— Given entries —
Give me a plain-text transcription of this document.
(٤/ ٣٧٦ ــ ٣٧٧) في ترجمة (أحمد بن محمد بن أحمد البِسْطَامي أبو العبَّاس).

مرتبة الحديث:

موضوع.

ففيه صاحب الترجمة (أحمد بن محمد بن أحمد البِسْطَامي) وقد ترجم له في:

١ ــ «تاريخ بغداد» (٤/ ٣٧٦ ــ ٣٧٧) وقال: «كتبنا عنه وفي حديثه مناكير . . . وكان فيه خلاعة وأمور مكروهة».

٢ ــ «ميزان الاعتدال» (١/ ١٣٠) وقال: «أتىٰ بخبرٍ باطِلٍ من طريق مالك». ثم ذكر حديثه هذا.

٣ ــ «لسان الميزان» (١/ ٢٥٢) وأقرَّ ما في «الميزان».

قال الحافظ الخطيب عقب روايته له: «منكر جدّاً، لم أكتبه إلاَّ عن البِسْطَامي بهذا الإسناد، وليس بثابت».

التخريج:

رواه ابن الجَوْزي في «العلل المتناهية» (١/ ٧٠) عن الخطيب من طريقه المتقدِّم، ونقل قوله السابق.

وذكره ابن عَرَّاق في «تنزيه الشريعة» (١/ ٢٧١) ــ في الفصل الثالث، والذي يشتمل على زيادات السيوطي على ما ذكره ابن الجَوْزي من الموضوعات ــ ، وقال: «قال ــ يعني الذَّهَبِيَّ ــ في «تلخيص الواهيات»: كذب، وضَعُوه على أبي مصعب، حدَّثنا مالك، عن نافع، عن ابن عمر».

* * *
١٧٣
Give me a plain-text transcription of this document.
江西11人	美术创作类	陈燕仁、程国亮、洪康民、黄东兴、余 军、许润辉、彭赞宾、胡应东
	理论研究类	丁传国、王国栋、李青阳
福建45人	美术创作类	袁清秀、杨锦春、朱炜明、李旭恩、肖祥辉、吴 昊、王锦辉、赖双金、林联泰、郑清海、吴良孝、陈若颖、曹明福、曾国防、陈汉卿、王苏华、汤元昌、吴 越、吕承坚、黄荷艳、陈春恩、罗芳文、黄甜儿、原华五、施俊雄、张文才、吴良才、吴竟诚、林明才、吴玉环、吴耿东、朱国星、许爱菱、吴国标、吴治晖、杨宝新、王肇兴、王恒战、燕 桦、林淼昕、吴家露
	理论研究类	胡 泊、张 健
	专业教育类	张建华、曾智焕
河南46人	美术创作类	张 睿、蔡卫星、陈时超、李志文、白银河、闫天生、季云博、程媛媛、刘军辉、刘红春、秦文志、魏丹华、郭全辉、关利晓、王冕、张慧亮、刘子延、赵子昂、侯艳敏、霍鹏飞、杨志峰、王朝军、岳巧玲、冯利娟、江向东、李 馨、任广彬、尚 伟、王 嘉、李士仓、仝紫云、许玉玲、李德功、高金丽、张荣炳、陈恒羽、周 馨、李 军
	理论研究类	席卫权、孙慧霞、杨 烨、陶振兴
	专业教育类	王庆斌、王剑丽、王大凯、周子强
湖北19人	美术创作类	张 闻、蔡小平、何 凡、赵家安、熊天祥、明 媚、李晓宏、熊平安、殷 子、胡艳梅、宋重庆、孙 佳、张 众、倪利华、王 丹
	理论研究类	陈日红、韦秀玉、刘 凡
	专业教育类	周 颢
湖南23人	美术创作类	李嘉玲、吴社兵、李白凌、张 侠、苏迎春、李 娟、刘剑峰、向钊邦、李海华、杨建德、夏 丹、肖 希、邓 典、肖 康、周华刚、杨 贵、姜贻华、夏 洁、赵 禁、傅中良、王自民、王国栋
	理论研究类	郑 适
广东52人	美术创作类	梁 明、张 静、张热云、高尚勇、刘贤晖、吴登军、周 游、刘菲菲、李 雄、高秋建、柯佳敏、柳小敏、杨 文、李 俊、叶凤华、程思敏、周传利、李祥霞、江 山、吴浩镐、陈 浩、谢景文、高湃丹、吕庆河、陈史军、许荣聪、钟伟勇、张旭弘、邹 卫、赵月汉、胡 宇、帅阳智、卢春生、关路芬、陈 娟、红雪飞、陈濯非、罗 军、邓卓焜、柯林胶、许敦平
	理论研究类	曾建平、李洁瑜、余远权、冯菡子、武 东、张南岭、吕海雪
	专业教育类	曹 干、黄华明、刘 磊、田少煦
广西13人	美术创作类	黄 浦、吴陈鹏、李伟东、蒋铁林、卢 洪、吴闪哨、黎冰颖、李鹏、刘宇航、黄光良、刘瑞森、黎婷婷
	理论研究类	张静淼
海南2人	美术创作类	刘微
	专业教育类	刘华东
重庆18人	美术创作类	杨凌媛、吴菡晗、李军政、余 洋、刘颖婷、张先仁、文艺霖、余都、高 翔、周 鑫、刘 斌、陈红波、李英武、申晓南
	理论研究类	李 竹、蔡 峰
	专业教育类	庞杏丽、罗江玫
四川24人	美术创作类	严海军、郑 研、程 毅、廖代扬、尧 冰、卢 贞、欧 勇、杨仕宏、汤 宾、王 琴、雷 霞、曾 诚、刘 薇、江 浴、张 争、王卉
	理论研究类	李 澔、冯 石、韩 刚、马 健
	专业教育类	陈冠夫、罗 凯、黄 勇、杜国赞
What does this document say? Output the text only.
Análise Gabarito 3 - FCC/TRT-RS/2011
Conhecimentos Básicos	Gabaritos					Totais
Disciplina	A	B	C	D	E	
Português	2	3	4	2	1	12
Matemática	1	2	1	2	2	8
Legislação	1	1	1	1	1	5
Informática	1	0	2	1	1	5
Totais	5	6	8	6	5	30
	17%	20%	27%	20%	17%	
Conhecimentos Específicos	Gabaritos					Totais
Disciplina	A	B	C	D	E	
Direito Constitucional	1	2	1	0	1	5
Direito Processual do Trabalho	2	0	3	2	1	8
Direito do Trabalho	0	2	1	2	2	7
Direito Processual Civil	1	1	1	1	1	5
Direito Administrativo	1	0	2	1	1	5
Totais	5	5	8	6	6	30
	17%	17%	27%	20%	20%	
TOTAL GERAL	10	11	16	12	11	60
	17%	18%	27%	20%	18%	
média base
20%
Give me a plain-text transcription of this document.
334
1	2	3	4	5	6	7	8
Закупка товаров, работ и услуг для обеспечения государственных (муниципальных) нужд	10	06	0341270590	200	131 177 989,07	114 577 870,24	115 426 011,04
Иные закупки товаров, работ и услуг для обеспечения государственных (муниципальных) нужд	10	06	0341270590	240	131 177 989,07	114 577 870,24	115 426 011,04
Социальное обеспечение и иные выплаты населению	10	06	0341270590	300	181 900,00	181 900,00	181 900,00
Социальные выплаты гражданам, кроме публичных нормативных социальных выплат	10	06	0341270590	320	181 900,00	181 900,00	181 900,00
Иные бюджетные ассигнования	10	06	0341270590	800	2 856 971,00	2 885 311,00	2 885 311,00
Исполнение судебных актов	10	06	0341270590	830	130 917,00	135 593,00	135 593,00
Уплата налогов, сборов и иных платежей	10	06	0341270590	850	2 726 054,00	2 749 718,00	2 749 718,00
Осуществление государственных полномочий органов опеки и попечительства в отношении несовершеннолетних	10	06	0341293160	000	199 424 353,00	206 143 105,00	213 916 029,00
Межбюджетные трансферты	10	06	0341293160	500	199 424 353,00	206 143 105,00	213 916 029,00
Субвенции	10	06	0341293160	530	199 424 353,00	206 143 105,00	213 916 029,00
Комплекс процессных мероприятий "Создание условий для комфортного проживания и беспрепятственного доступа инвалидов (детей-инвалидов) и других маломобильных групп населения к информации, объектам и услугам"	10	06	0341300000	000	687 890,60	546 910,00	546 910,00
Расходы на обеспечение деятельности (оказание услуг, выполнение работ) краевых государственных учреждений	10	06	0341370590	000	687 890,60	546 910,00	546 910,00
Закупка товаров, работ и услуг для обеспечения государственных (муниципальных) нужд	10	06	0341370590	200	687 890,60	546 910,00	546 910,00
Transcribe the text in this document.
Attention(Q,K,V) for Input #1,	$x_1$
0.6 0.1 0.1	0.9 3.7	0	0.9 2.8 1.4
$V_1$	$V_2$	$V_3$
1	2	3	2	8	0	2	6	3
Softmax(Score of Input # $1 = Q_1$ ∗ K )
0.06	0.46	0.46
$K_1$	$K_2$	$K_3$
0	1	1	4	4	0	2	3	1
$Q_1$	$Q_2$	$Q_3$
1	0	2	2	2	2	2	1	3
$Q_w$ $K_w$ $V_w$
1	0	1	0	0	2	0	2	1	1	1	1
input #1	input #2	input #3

— Problem to solve —
Across the material above, how many lines include the string "Conhecimentos"? Only the number is wanted.

— Full output —
2